[start Supplied records]

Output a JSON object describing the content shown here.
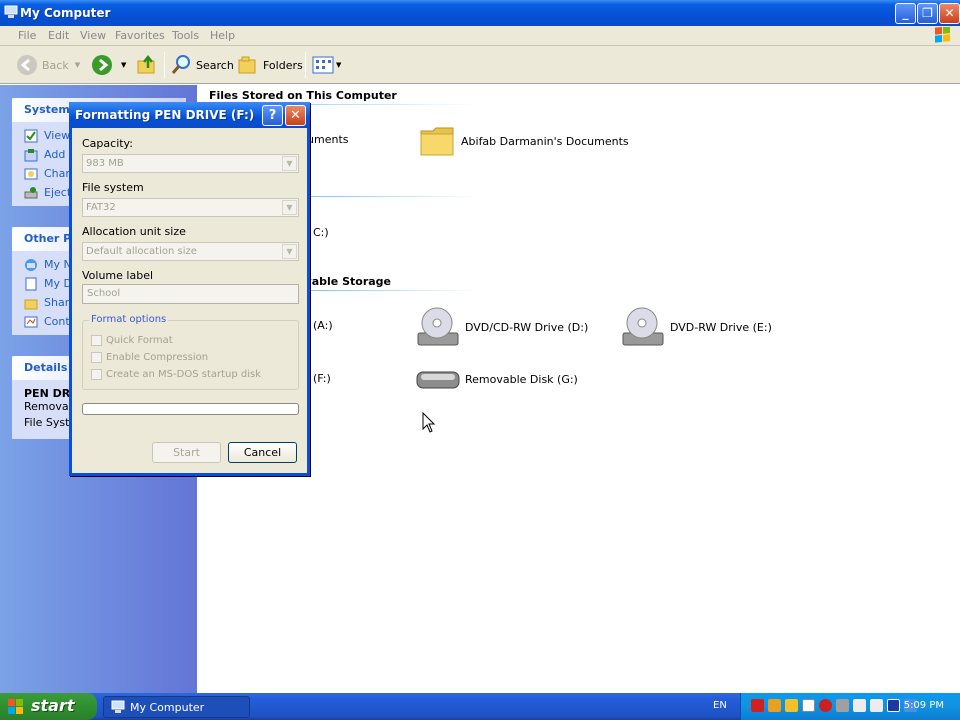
{
  "window": {
    "title": "My Computer"
  },
  "menu": [
    "File",
    "Edit",
    "View",
    "Favorites",
    "Tools",
    "Help"
  ],
  "toolbar": {
    "back": "Back",
    "search": "Search",
    "folders": "Folders"
  },
  "left_pane": {
    "system_tasks": {
      "title": "System T",
      "links": [
        "View",
        "Add o",
        "Chan",
        "Eject"
      ]
    },
    "other_places": {
      "title": "Other Pla",
      "links": [
        "My Ne",
        "My Do",
        "Share",
        "Contr"
      ]
    },
    "details": {
      "title": "Details",
      "name": "PEN DRIV",
      "type": "Removabl",
      "fs": "File Syster"
    }
  },
  "content": {
    "group_files": "Files Stored on This Computer",
    "shared_docs_partial": "cuments",
    "user_docs": "Abifab Darmanin's Documents",
    "hdd_partial": "C:)",
    "group_removable_partial": "ovable Storage",
    "floppy_partial": "(A:)",
    "dvd_cd_rw": "DVD/CD-RW Drive (D:)",
    "dvd_rw": "DVD-RW Drive (E:)",
    "pen_partial": "(F:)",
    "removable_g": "Removable Disk (G:)"
  },
  "dialog": {
    "title": "Formatting PEN DRIVE (F:)",
    "help": "?",
    "capacity_label": "Capacity:",
    "capacity_value": "983 MB",
    "fs_label": "File system",
    "fs_value": "FAT32",
    "alloc_label": "Allocation unit size",
    "alloc_value": "Default allocation size",
    "volume_label": "Volume label",
    "volume_value": "School",
    "options_legend": "Format options",
    "opt_quick": "Quick Format",
    "opt_compress": "Enable Compression",
    "opt_msdos": "Create an MS-DOS startup disk",
    "progress": 0,
    "start": "Start",
    "cancel": "Cancel"
  },
  "taskbar": {
    "start": "start",
    "task": "My Computer",
    "lang": "EN",
    "clock": "5:09 PM"
  },
  "colors": {
    "xp_blue": "#0550d8",
    "start_green": "#2f8f2f",
    "tray_blue": "#1292e1"
  }
}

[end Supplied records]

Short problem: Write out each line of the data exactly; the images should be left out.

Full answer:
Output a JSON object describing the content shown here.
{
  "window": {
    "title": "My Computer"
  },
  "menu": [
    "File",
    "Edit",
    "View",
    "Favorites",
    "Tools",
    "Help"
  ],
  "toolbar": {
    "back": "Back",
    "search": "Search",
    "folders": "Folders"
  },
  "left_pane": {
    "system_tasks": {
      "title": "System T",
      "links": [
        "View",
        "Add o",
        "Chan",
        "Eject"
      ]
    },
    "other_places": {
      "title": "Other Pla",
      "links": [
        "My Ne",
        "My Do",
        "Share",
        "Contr"
      ]
    },
    "details": {
      "title": "Details",
      "name": "PEN DRIV",
      "type": "Removabl",
      "fs": "File Syster"
    }
  },
  "content": {
    "group_files": "Files Stored on This Computer",
    "shared_docs_partial": "cuments",
    "user_docs": "Abifab Darmanin's Documents",
    "hdd_partial": "C:)",
    "group_removable_partial": "ovable Storage",
    "floppy_partial": "(A:)",
    "dvd_cd_rw": "DVD/CD-RW Drive (D:)",
    "dvd_rw": "DVD-RW Drive (E:)",
    "pen_partial": "(F:)",
    "removable_g": "Removable Disk (G:)"
  },
  "dialog": {
    "title": "Formatting PEN DRIVE (F:)",
    "help": "?",
    "capacity_label": "Capacity:",
    "capacity_value": "983 MB",
    "fs_label": "File system",
    "fs_value": "FAT32",
    "alloc_label": "Allocation unit size",
    "alloc_value": "Default allocation size",
    "volume_label": "Volume label",
    "volume_value": "School",
    "options_legend": "Format options",
    "opt_quick": "Quick Format",
    "opt_compress": "Enable Compression",
    "opt_msdos": "Create an MS-DOS startup disk",
    "progress": 0,
    "start": "Start",
    "cancel": "Cancel"
  },
  "taskbar": {
    "start": "start",
    "task": "My Computer",
    "lang": "EN",
    "clock": "5:09 PM"
  },
  "colors": {
    "xp_blue": "#0550d8",
    "start_green": "#2f8f2f",
    "tray_blue": "#1292e1"
  }
}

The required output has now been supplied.